EXERCISE PROMPT
Locate every line in the material below that has the word "this". Copy each of those lines.

TASK INPUTS
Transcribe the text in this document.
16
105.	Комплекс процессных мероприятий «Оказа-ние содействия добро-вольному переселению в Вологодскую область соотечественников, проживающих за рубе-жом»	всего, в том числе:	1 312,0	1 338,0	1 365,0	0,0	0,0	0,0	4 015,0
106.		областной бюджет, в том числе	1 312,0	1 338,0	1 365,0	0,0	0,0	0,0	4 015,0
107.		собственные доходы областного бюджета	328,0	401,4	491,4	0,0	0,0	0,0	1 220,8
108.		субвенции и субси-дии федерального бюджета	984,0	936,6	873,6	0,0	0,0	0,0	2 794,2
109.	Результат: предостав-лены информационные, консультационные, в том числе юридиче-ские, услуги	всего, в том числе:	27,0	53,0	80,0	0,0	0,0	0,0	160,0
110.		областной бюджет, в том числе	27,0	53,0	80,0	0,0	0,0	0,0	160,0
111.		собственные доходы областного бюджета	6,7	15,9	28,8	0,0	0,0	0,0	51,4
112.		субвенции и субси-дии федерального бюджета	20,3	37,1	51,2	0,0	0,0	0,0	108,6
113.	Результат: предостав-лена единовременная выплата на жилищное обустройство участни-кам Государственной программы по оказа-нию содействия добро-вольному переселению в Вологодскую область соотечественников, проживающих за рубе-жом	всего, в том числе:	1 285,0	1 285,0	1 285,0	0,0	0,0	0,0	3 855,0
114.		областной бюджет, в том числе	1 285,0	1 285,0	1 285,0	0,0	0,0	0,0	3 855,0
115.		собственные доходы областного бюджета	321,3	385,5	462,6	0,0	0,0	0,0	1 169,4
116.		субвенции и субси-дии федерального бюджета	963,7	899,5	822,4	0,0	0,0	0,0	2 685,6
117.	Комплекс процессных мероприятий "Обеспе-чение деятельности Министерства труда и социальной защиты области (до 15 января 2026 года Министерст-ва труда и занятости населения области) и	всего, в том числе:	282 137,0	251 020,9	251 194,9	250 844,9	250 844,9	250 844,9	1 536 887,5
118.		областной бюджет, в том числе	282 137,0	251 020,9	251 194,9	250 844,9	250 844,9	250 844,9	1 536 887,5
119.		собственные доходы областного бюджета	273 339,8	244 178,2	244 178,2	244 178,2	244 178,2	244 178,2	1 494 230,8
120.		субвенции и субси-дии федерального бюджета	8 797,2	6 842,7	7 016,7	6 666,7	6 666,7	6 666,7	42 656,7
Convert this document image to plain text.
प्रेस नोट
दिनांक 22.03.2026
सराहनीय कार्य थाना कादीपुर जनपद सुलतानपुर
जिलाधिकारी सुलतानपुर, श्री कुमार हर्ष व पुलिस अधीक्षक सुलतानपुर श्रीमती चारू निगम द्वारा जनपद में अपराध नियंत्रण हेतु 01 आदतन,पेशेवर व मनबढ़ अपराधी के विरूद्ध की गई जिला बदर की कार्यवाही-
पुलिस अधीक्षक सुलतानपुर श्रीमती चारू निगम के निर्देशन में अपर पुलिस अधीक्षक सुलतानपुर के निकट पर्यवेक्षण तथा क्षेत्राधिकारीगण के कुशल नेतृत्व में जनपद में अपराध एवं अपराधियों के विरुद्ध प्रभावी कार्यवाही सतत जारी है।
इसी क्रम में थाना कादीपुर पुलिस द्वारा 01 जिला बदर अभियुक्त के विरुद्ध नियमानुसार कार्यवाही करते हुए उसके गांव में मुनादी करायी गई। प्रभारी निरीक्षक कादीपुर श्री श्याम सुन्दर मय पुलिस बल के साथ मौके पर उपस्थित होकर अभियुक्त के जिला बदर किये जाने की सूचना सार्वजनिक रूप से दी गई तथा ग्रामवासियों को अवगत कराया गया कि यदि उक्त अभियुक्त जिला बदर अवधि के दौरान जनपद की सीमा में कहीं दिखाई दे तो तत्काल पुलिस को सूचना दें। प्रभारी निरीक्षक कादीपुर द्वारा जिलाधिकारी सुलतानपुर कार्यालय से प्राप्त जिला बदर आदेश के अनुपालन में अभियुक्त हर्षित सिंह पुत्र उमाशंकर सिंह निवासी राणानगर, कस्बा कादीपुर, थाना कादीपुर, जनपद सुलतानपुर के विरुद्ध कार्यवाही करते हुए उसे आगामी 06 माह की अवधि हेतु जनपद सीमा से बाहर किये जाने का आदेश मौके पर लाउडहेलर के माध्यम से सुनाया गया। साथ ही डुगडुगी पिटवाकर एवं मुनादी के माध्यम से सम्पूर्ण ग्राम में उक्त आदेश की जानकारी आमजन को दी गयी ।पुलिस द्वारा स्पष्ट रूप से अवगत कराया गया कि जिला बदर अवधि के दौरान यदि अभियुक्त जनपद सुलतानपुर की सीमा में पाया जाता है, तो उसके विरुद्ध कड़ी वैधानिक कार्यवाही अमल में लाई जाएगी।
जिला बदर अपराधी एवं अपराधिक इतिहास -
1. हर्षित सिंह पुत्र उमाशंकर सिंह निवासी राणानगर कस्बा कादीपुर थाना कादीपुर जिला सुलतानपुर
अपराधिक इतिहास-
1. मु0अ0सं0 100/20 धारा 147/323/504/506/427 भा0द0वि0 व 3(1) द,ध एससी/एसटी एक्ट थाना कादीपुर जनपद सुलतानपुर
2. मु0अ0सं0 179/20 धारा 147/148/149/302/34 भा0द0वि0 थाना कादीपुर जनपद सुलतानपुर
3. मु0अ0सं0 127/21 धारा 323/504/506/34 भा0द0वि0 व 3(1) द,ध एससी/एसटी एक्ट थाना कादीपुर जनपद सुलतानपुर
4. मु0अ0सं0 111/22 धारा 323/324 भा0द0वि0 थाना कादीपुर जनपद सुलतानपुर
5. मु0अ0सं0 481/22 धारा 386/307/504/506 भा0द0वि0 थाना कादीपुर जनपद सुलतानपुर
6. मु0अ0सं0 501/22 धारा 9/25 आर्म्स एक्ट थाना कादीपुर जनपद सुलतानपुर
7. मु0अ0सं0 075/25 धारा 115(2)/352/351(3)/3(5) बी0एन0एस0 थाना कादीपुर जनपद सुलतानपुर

SOLUTION BELOW
Transcribe the text in this document.
Convert this document image to plain text.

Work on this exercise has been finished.